### Short problem
Pick out all lines of the entries that include the word "with" and copy them.

### Data excerpts
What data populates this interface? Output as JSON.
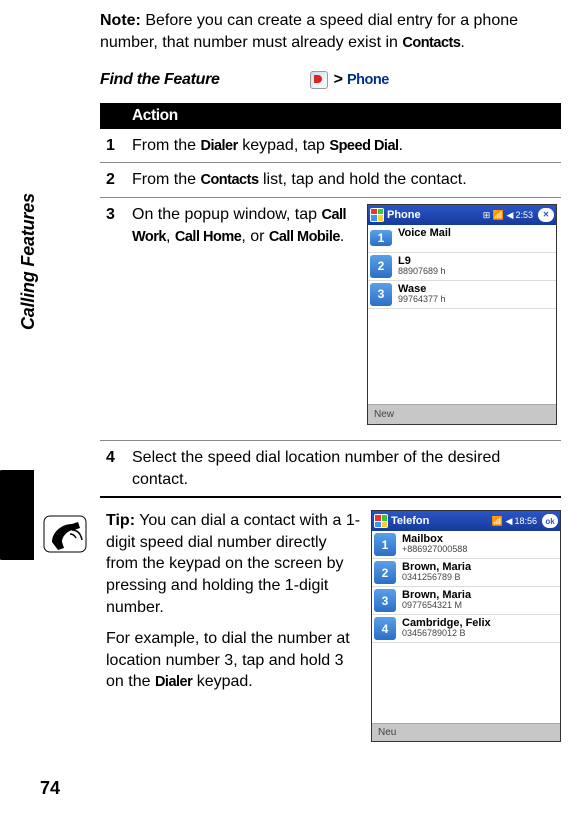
{
  "page_number": "74",
  "margin_label": "Calling Features",
  "note": {
    "label": "Note:",
    "text_a": " Before you can create a speed dial entry for a phone number, that number must already exist in ",
    "contacts": "Contacts",
    "text_b": "."
  },
  "find_feature": {
    "label": "Find the Feature",
    "gt": ">",
    "phone": "Phone"
  },
  "action": {
    "header": "Action",
    "steps": {
      "1": {
        "n": "1",
        "a": "From the ",
        "b": "Dialer",
        "c": " keypad, tap ",
        "d": "Speed Dial",
        "e": "."
      },
      "2": {
        "n": "2",
        "a": "From the ",
        "b": "Contacts",
        "c": " list, tap and hold the contact."
      },
      "3": {
        "n": "3",
        "a": "On the popup window, tap ",
        "b": "Call Work",
        "c": ", ",
        "d": "Call Home",
        "e": ", or ",
        "f": "Call Mobile",
        "g": "."
      },
      "4": {
        "n": "4",
        "a": "Select the speed dial location number of the desired contact."
      }
    }
  },
  "screenshot1": {
    "app": "Phone",
    "clock": "2:53",
    "items": {
      "1": {
        "num": "1",
        "name": "Voice Mail",
        "sub": ""
      },
      "2": {
        "num": "2",
        "name": "L9",
        "sub": "88907689 h"
      },
      "3": {
        "num": "3",
        "name": "Wase",
        "sub": "99764377 h"
      }
    },
    "soft": "New"
  },
  "tip": {
    "label": "Tip:",
    "text_a": " You can dial a contact with a 1-digit speed dial number directly from the keypad on the screen by pressing and holding the 1-digit number.",
    "text_b_a": "For example, to dial the number at location number 3, tap and hold 3 on the ",
    "text_b_dialer": "Dialer",
    "text_b_b": " keypad."
  },
  "screenshot2": {
    "app": "Telefon",
    "clock": "18:56",
    "ok": "ok",
    "items": {
      "1": {
        "num": "1",
        "name": "Mailbox",
        "sub": "+886927000588"
      },
      "2": {
        "num": "2",
        "name": "Brown, Maria",
        "sub": "0341256789 B"
      },
      "3": {
        "num": "3",
        "name": "Brown, Maria",
        "sub": "0977654321 M"
      },
      "4": {
        "num": "4",
        "name": "Cambridge, Felix",
        "sub": "03456789012 B"
      }
    },
    "soft": "Neu"
  }
}
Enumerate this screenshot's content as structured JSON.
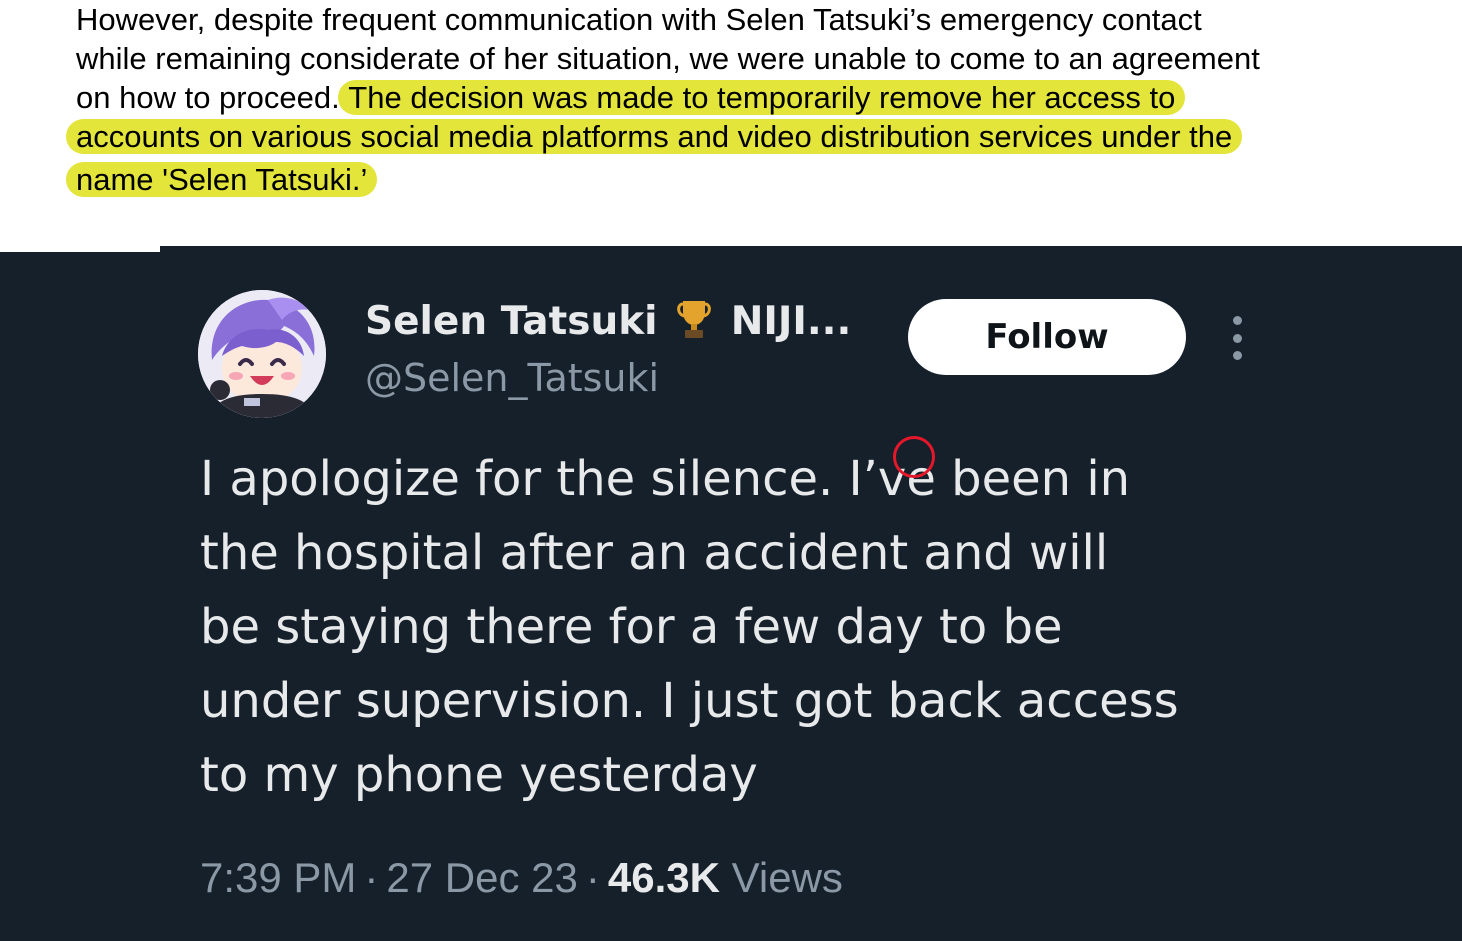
{
  "document": {
    "line1": "However, despite frequent communication with Selen Tatsuki’s emergency contact",
    "line2": "while remaining considerate of her situation, we were unable to come to an agreement",
    "line3_plain": "on how to proceed. ",
    "line3_highlight": "The decision was made to temporarily remove her access to",
    "line4_highlight": "accounts on various social media platforms and video distribution services under the",
    "line5_highlight": "name 'Selen Tatsuki.’",
    "highlight_color": "#e3e53a"
  },
  "tweet": {
    "display_name": "Selen Tatsuki",
    "display_name_suffix": "NIJI...",
    "badge_icon": "trophy-icon",
    "handle": "@Selen_Tatsuki",
    "follow_label": "Follow",
    "more_icon": "more-options-icon",
    "text_lines": [
      "I apologize for the silence. I’ve been in",
      "the hospital after an accident and will",
      "be staying there for a few day to be",
      "under supervision. I just got back access",
      "to my phone yesterday"
    ],
    "time": "7:39 PM",
    "date": "27 Dec 23",
    "separator": "·",
    "views_count": "46.3K",
    "views_label": "Views",
    "annotation_color": "#e4172b",
    "background": "#15202b"
  }
}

### The answer
    "text_a": " You can dial a contact with a 1-digit speed dial number directly from the keypad on the screen by pressing and holding the 1-digit number.",
    "line1": "However, despite frequent communication with Selen Tatsuki’s emergency contact",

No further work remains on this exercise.